**Schriftliche Aufgabe**
Gib sämtliche Einträge unten Zeile für Zeile wortgetreu wieder.

**Vorliegende Einträge**
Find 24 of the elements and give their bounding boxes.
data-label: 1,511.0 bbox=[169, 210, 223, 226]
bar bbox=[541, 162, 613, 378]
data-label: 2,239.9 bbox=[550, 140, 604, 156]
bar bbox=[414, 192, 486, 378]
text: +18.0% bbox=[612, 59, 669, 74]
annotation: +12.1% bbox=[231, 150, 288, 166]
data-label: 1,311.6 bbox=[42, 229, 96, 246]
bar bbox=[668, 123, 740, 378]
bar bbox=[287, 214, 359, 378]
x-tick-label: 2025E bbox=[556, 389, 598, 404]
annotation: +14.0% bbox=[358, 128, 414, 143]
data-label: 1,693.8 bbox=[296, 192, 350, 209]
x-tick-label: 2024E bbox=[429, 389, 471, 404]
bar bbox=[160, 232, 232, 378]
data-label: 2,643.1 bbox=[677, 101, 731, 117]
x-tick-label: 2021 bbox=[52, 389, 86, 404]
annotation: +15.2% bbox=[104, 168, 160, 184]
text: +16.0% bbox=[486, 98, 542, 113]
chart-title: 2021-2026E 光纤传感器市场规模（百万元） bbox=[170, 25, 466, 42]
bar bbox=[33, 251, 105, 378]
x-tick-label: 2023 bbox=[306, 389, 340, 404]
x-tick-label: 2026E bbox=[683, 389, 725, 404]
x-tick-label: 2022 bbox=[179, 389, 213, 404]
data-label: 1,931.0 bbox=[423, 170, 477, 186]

**Erwartete Antwort**
Find 24 of the elements and give their bounding boxes.
data-label: 1,511.0 bbox=[169, 210, 223, 226]
bar bbox=[541, 162, 613, 378]
data-label: 2,239.9 bbox=[550, 140, 604, 156]
bar bbox=[414, 192, 486, 378]
text: +18.0% bbox=[612, 59, 669, 74]
annotation: +12.1% bbox=[231, 150, 288, 166]
data-label: 1,311.6 bbox=[42, 229, 96, 246]
bar bbox=[668, 123, 740, 378]
bar bbox=[287, 214, 359, 378]
x-tick-label: 2025E bbox=[556, 389, 598, 404]
annotation: +14.0% bbox=[358, 128, 414, 143]
data-label: 1,693.8 bbox=[296, 192, 350, 209]
x-tick-label: 2024E bbox=[429, 389, 471, 404]
bar bbox=[160, 232, 232, 378]
data-label: 2,643.1 bbox=[677, 101, 731, 117]
x-tick-label: 2021 bbox=[52, 389, 86, 404]
annotation: +15.2% bbox=[104, 168, 160, 184]
text: +16.0% bbox=[486, 98, 542, 113]
chart-title: 2021-2026E 光纤传感器市场规模（百万元） bbox=[170, 25, 466, 42]
bar bbox=[33, 251, 105, 378]
x-tick-label: 2023 bbox=[306, 389, 340, 404]
x-tick-label: 2026E bbox=[683, 389, 725, 404]
x-tick-label: 2022 bbox=[179, 389, 213, 404]
data-label: 1,931.0 bbox=[423, 170, 477, 186]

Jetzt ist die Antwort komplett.